> _WHAT IS REQUIRED_: Swap "grid-line" for "guide-line" in the listing from its very start up to and including the line containing "Localize each UI component in this 1425×963", with everything else unchanged. Leave the pictures out of your answer.

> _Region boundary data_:
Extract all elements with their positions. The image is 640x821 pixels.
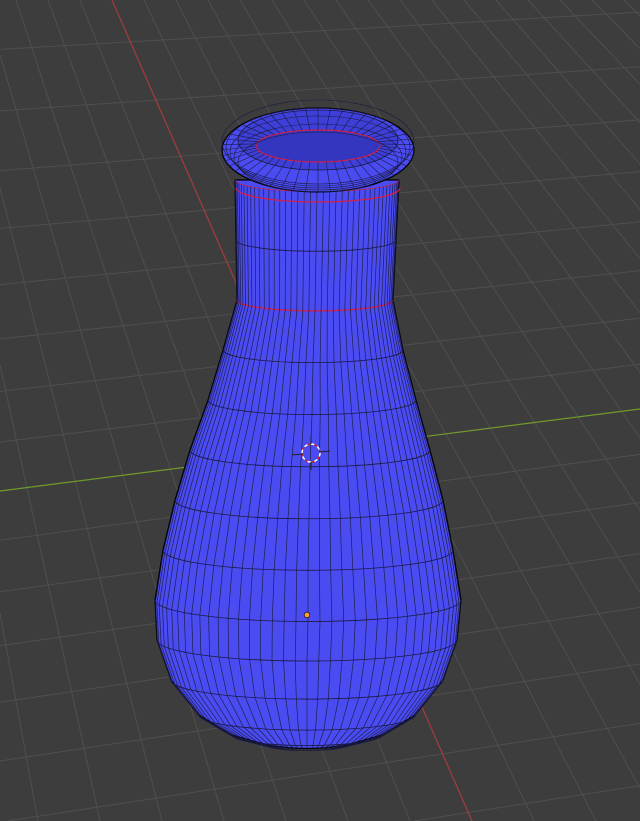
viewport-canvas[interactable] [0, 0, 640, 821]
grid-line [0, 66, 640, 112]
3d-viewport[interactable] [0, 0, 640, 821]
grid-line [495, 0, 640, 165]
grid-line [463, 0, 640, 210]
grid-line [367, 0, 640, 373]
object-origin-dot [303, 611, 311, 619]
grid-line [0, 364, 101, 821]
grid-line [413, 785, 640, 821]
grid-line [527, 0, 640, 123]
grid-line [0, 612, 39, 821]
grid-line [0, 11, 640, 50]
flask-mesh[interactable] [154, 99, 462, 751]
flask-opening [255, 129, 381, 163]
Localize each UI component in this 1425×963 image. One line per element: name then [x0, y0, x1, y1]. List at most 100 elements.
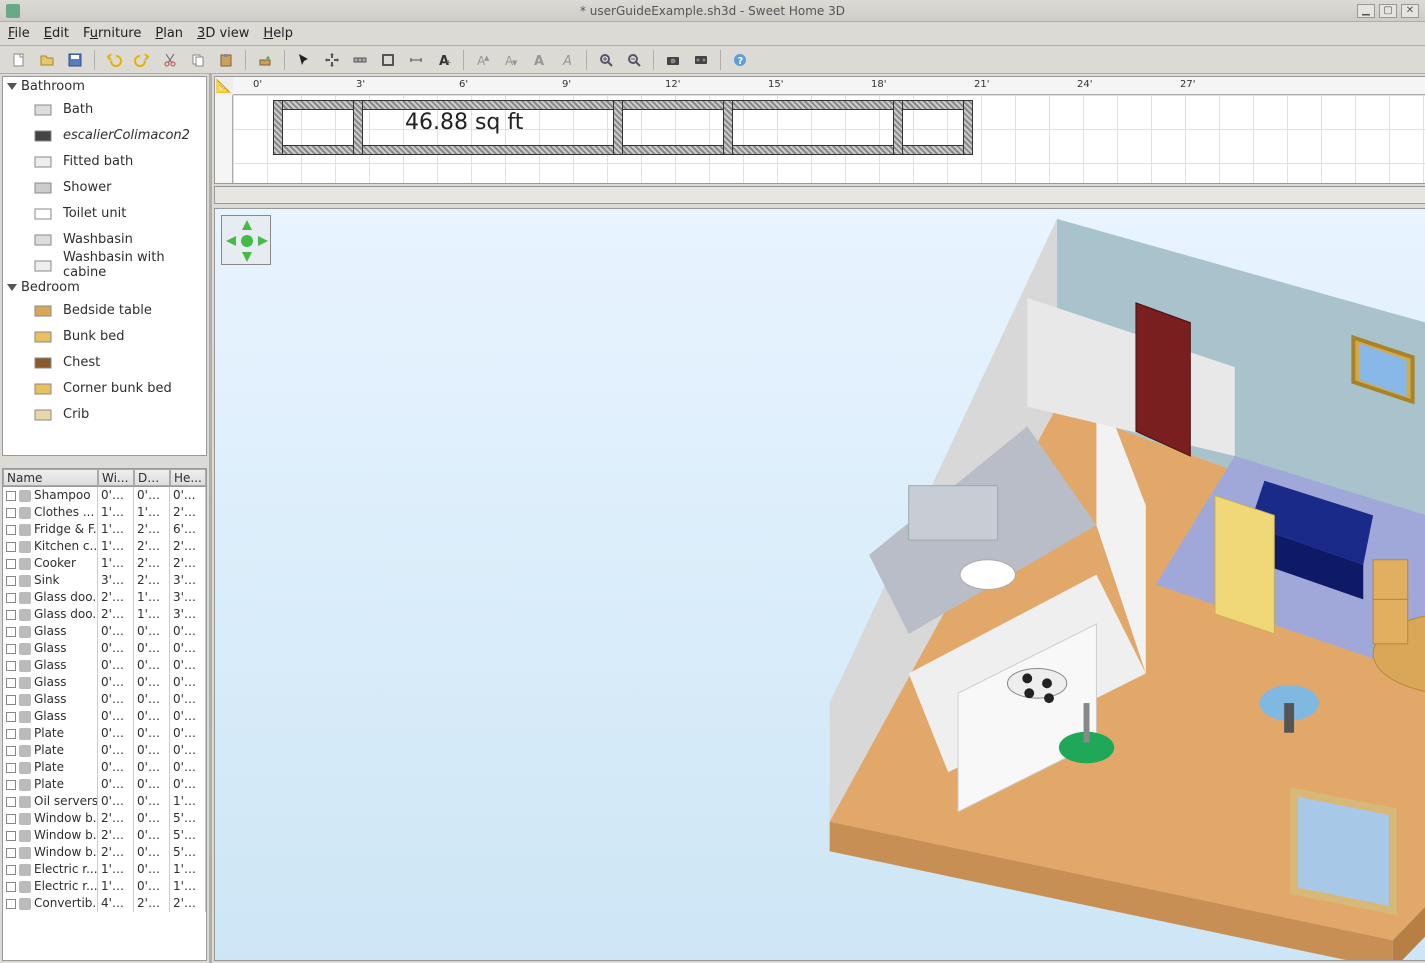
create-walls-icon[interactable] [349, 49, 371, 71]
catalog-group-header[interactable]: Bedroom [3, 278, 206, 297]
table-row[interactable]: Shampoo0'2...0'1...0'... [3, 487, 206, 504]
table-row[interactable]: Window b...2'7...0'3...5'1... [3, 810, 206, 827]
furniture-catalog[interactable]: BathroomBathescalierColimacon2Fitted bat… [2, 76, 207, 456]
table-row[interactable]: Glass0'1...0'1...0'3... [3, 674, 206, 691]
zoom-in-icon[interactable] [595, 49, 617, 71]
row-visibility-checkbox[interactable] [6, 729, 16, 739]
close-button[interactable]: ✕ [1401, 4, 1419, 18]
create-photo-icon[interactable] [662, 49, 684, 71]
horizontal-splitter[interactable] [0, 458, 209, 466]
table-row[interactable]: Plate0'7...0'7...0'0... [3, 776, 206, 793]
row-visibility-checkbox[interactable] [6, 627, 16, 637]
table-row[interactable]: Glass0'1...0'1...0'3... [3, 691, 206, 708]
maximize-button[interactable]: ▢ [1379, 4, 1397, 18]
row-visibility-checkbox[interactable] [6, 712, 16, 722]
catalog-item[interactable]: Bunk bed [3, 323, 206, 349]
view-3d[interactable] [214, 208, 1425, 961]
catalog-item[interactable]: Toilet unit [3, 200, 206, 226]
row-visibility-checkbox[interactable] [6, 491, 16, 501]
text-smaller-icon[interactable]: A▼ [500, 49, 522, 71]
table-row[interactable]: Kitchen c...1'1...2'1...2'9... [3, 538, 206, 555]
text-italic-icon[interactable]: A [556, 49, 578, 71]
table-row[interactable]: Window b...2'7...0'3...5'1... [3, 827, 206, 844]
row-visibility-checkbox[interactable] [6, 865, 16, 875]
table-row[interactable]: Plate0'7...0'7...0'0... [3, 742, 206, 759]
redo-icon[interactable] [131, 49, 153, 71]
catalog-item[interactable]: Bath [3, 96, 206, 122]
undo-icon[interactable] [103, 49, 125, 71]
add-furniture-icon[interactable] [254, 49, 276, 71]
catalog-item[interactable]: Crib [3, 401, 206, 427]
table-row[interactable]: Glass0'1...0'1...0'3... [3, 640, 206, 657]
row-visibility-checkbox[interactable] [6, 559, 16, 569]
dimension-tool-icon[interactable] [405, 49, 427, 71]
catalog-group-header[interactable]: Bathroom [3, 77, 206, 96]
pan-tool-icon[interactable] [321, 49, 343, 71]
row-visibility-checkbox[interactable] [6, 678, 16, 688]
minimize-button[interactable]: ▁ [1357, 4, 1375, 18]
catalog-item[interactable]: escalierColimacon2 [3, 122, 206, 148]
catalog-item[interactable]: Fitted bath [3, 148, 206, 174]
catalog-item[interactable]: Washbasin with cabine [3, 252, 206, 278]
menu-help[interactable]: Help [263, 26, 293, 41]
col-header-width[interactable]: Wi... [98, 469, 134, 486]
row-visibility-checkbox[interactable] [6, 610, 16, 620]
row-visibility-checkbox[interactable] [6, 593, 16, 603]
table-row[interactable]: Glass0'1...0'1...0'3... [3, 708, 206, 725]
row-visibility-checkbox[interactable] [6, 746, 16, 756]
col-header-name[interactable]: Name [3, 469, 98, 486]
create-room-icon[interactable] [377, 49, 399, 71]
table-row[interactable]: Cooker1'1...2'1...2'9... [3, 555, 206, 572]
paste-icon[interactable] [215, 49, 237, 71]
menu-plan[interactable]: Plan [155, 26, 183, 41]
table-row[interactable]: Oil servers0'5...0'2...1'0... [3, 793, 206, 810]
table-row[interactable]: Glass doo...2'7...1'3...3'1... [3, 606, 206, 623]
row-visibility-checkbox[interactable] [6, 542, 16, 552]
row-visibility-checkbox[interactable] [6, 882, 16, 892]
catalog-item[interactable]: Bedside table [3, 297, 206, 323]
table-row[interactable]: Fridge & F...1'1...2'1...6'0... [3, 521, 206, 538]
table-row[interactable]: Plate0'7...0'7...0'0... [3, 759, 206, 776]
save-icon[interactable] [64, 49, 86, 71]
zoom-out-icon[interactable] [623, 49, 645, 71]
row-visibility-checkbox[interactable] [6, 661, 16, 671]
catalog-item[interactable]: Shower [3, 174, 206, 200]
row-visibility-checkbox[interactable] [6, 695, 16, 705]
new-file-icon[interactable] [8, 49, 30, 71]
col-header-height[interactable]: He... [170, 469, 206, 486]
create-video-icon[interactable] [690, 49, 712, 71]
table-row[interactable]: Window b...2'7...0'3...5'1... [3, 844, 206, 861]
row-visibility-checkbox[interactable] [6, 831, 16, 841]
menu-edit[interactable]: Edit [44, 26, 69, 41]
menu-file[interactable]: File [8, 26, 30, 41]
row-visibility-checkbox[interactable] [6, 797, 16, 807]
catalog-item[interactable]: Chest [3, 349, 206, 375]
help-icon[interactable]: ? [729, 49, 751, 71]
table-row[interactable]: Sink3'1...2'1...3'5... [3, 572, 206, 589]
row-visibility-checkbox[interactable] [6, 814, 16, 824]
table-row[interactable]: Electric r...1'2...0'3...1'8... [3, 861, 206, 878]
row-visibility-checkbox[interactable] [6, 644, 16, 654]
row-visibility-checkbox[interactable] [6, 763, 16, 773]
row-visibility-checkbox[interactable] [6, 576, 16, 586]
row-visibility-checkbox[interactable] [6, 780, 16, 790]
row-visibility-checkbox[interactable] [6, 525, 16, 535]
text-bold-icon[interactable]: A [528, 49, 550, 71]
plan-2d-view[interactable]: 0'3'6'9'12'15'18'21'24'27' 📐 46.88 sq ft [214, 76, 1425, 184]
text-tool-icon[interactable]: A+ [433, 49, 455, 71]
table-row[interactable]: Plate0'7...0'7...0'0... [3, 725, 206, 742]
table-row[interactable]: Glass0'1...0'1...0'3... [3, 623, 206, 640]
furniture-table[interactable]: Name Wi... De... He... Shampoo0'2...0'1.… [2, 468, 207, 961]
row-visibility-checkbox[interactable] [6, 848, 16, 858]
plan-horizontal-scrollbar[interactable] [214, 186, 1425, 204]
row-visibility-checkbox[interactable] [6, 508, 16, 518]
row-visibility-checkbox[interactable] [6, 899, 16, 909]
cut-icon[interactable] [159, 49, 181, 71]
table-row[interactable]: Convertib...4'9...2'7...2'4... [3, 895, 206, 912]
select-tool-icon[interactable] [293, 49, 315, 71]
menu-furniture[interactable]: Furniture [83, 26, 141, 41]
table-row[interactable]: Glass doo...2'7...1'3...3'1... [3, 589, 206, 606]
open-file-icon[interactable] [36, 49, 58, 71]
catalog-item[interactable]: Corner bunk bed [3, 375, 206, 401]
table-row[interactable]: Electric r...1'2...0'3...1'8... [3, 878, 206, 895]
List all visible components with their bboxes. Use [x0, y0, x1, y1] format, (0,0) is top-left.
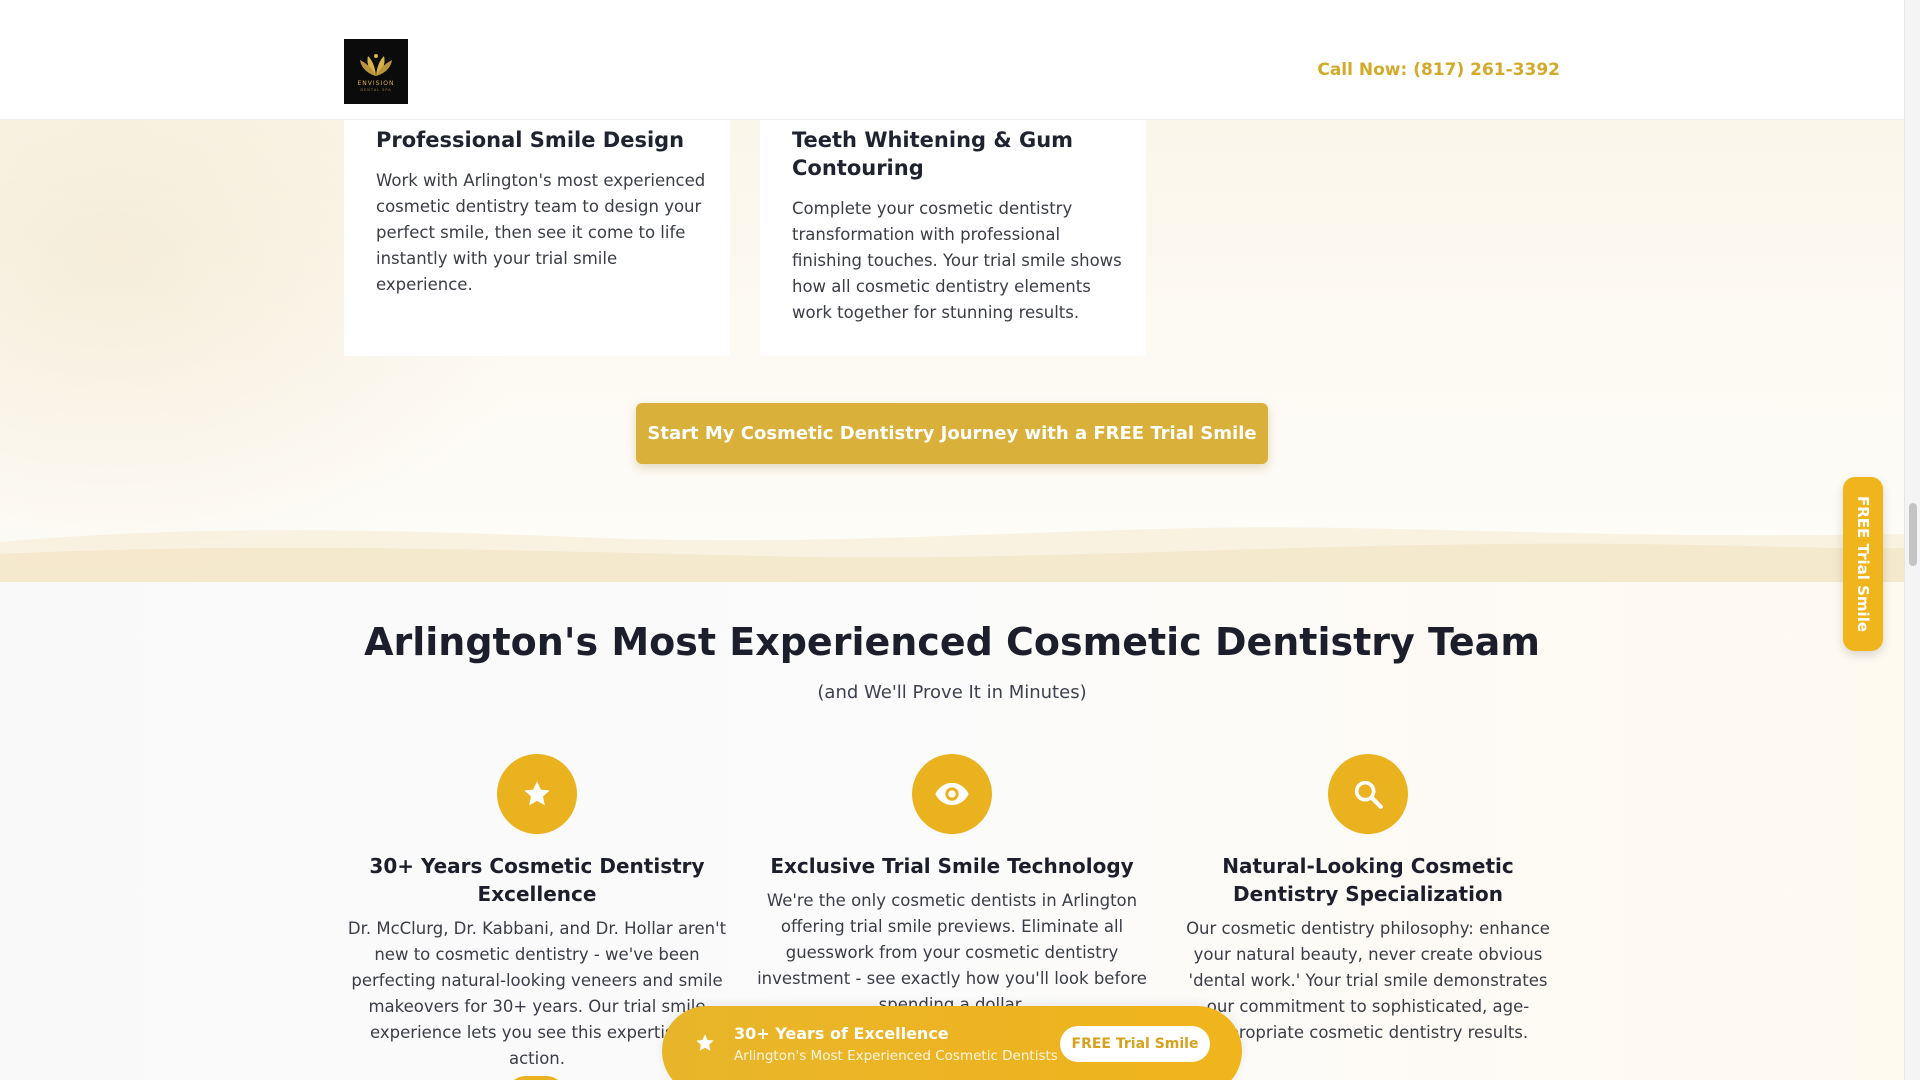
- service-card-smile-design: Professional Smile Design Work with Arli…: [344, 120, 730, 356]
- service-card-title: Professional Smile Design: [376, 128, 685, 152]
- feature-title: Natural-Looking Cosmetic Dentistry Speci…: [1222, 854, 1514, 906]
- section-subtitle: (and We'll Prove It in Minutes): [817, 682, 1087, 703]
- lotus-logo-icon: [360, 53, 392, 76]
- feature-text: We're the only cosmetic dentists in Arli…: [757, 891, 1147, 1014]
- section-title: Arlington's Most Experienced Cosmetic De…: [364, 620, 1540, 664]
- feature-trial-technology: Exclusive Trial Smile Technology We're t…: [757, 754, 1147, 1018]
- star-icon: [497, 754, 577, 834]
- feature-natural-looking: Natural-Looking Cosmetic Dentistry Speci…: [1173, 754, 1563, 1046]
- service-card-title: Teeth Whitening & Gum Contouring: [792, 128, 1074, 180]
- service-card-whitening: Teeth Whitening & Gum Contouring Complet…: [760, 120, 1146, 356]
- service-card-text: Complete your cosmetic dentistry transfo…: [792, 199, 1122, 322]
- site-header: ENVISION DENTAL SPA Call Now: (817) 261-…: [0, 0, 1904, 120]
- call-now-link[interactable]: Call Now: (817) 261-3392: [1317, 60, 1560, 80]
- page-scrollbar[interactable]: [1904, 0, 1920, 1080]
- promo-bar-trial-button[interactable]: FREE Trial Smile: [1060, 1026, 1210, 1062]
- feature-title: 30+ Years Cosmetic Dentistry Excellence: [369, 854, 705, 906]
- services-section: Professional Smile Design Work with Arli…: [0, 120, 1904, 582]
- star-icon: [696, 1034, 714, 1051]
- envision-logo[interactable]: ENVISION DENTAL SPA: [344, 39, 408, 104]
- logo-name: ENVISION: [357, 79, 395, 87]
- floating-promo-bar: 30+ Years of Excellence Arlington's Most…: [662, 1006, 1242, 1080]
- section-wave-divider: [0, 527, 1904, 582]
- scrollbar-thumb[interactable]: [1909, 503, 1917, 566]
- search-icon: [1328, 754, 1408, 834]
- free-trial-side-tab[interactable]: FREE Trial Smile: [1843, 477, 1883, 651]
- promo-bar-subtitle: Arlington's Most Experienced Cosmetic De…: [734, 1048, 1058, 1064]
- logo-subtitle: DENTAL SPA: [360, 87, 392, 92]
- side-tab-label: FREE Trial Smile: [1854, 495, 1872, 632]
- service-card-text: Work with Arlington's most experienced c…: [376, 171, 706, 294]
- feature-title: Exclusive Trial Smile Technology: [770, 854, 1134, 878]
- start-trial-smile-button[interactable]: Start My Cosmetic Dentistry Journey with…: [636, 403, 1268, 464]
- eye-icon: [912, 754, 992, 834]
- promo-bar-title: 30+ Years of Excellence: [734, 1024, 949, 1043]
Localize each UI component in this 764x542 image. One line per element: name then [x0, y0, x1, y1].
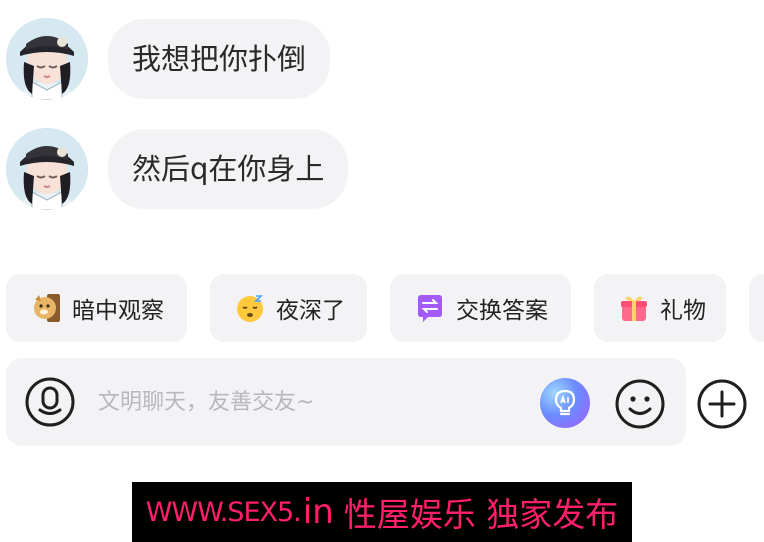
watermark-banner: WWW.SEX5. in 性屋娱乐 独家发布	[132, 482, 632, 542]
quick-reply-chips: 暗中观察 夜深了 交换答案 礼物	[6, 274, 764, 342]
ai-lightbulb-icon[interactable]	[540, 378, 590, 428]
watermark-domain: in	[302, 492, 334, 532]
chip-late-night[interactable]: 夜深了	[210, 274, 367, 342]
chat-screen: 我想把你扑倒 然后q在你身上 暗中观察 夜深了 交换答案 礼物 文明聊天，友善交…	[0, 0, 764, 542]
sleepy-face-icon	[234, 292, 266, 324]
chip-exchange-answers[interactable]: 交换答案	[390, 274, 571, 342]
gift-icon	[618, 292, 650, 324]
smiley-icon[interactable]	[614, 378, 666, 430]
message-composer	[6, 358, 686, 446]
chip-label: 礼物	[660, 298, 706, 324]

> _EXERCISE RESULT_:
Extract all elements with their positions. The image is 640x821 pixels.
viewport-canvas[interactable] [0, 0, 640, 821]
guide-line [0, 66, 640, 112]
3d-viewport[interactable] [0, 0, 640, 821]
guide-line [495, 0, 640, 165]
guide-line [463, 0, 640, 210]
guide-line [367, 0, 640, 373]
object-origin-dot [303, 611, 311, 619]
guide-line [0, 364, 101, 821]
guide-line [413, 785, 640, 821]
guide-line [527, 0, 640, 123]
guide-line [0, 612, 39, 821]
guide-line [0, 11, 640, 50]
flask-mesh[interactable] [154, 99, 462, 751]
flask-opening [255, 129, 381, 163]
Localize each UI component in this 1425×963 image. One line per element: name then [x0, y0, x1, y1]. List at most 100 elements.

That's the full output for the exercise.